Records from a data collection
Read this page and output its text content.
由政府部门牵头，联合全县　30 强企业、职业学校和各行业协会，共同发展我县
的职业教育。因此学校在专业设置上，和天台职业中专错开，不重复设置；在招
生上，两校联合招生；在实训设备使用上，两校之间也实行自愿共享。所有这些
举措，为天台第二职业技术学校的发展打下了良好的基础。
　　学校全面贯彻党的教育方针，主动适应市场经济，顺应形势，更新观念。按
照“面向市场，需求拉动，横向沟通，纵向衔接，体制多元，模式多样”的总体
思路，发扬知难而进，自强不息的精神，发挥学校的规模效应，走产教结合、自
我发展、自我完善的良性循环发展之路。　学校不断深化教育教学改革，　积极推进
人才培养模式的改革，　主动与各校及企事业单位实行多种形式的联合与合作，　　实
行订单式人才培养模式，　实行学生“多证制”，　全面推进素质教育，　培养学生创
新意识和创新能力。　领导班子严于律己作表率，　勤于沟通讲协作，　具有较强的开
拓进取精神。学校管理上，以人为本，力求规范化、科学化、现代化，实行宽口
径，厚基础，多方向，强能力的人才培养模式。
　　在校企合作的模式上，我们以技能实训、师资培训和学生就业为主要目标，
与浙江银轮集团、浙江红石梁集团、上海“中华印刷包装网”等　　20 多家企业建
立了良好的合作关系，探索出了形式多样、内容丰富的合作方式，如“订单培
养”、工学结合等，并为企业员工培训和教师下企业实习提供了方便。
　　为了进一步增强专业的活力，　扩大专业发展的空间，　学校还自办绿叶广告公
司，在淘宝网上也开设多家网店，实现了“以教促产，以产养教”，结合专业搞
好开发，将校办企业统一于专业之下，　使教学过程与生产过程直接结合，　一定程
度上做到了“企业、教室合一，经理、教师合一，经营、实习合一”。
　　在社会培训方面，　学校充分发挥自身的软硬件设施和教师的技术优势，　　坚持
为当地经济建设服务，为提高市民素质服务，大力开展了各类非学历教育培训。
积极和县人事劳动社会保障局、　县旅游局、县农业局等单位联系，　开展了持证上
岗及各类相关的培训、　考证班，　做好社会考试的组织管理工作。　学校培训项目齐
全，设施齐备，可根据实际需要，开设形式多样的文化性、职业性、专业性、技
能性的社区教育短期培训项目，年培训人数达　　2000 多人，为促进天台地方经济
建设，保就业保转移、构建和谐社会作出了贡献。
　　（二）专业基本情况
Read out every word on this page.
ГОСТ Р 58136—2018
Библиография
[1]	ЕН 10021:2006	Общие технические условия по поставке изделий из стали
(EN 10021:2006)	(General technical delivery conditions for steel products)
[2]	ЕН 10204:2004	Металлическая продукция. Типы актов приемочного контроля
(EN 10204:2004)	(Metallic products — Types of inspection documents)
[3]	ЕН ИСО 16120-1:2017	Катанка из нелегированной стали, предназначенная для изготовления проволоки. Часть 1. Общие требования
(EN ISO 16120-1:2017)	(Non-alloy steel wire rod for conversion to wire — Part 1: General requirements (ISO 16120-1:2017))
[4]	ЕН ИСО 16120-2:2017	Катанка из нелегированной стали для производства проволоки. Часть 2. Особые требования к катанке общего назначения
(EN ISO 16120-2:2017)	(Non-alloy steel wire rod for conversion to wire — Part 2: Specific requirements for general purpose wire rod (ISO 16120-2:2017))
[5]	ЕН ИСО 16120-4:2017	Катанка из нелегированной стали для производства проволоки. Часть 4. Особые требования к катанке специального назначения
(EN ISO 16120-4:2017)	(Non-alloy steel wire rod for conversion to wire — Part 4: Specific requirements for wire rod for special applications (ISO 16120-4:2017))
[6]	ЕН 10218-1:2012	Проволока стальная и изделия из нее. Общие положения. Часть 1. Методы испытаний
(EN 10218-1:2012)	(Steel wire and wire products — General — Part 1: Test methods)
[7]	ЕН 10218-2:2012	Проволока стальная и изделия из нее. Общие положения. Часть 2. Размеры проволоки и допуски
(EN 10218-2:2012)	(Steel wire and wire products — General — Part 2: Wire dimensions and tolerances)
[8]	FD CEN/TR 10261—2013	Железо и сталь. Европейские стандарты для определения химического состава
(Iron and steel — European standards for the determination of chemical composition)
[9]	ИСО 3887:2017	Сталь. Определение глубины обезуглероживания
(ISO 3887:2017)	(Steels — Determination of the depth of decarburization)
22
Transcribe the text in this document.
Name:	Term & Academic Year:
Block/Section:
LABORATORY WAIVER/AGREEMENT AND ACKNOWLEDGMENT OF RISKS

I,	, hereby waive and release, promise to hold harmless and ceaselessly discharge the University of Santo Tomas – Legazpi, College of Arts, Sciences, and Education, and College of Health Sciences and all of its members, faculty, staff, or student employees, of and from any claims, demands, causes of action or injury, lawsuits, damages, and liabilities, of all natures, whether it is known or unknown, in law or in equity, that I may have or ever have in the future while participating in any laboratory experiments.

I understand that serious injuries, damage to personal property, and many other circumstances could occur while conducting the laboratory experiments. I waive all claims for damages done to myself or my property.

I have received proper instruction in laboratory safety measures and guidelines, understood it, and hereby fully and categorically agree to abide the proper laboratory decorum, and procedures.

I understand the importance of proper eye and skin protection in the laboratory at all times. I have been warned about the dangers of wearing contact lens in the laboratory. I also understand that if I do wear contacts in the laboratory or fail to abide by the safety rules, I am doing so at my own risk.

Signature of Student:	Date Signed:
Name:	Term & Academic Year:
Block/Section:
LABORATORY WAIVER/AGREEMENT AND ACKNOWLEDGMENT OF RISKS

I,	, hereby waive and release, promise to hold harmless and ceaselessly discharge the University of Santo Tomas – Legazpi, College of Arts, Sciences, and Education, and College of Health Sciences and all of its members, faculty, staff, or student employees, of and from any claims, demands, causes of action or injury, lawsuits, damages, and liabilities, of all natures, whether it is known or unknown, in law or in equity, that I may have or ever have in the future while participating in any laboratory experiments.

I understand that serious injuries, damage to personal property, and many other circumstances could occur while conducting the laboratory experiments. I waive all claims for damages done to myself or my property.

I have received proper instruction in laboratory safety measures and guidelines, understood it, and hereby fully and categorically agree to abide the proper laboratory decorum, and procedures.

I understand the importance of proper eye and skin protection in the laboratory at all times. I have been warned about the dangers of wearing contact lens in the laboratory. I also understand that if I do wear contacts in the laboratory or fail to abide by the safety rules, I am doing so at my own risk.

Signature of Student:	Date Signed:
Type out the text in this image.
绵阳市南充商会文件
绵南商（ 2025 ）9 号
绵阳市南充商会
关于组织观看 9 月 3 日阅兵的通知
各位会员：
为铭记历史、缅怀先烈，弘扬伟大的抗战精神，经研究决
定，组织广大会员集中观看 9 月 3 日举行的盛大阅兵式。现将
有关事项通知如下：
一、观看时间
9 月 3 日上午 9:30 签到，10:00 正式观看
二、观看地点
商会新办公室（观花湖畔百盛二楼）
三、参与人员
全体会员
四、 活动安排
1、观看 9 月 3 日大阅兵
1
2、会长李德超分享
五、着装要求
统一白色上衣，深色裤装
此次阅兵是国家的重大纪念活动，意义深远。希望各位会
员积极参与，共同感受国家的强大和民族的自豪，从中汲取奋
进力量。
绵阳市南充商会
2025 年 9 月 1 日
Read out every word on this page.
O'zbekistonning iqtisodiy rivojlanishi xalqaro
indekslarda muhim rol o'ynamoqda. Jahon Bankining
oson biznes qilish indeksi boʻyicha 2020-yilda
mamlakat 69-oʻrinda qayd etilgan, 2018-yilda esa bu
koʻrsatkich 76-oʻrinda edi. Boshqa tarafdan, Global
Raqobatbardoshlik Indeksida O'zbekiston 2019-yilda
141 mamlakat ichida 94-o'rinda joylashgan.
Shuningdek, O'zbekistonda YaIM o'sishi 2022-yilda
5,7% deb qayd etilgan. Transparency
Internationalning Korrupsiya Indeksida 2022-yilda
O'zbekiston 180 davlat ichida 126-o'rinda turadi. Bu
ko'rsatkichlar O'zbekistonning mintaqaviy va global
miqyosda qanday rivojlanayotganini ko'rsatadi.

[Task brief]:
Every line in the data above that contains "products" needs to be copied.

[Output]:
(EN 10021:2006)	(General technical delivery conditions for steel products)
(EN 10204:2004)	(Metallic products — Types of inspection documents)
(EN 10218-1:2012)	(Steel wire and wire products — General — Part 1: Test methods)
(EN 10218-2:2012)	(Steel wire and wire products — General — Part 2: Wire dimensions and tolerances)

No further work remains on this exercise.